Task details: Collect every line in the records below that contains the word "name".

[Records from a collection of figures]
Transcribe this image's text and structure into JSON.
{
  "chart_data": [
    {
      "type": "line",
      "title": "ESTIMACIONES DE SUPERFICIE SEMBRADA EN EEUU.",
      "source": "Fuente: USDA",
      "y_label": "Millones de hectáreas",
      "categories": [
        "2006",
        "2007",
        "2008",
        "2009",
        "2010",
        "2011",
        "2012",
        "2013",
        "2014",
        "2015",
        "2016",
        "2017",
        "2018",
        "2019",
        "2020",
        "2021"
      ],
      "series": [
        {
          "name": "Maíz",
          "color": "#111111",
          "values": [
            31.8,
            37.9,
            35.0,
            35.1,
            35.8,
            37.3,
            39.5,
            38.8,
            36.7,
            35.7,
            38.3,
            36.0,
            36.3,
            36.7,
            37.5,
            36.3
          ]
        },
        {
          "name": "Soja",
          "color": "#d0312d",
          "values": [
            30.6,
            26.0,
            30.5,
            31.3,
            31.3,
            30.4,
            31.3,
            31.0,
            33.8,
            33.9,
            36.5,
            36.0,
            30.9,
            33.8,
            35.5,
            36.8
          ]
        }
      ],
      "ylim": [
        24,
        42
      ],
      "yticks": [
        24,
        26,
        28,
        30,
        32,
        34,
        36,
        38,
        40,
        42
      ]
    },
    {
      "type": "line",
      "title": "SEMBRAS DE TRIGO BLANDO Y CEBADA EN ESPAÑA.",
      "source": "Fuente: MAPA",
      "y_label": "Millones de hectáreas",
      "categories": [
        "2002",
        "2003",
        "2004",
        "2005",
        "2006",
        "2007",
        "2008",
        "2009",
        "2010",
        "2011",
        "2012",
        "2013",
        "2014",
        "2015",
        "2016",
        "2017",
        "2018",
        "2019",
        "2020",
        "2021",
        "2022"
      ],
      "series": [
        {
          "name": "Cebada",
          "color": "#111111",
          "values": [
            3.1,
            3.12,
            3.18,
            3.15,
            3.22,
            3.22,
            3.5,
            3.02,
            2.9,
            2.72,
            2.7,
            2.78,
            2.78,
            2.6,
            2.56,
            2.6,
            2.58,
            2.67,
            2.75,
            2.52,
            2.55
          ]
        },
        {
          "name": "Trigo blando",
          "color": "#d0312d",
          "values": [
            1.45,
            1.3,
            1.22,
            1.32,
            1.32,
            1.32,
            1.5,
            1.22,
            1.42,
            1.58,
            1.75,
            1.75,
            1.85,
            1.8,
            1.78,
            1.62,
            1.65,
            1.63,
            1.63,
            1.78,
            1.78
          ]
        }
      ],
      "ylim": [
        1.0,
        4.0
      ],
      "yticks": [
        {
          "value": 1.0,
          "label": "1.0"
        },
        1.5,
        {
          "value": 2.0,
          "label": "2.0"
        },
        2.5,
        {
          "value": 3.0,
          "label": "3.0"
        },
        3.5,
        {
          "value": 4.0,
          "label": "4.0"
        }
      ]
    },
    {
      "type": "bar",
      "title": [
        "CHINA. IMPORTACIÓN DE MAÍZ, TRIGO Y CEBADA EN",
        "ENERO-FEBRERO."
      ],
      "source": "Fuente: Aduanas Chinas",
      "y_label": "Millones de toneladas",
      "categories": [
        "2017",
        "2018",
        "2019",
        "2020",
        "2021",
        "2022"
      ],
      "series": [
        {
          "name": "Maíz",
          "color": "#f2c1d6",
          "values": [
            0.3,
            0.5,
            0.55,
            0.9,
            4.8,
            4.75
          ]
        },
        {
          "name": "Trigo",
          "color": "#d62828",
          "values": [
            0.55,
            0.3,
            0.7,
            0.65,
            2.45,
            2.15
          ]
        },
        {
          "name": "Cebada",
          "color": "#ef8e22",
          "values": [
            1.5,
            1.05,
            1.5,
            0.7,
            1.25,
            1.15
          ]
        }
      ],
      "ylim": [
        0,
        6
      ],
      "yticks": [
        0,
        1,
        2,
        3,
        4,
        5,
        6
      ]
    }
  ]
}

Solution to this problem:
          "name": "Maíz",
          "name": "Soja",
          "name": "Cebada",
          "name": "Trigo blando",
          "name": "Maíz",
          "name": "Trigo",
          "name": "Cebada",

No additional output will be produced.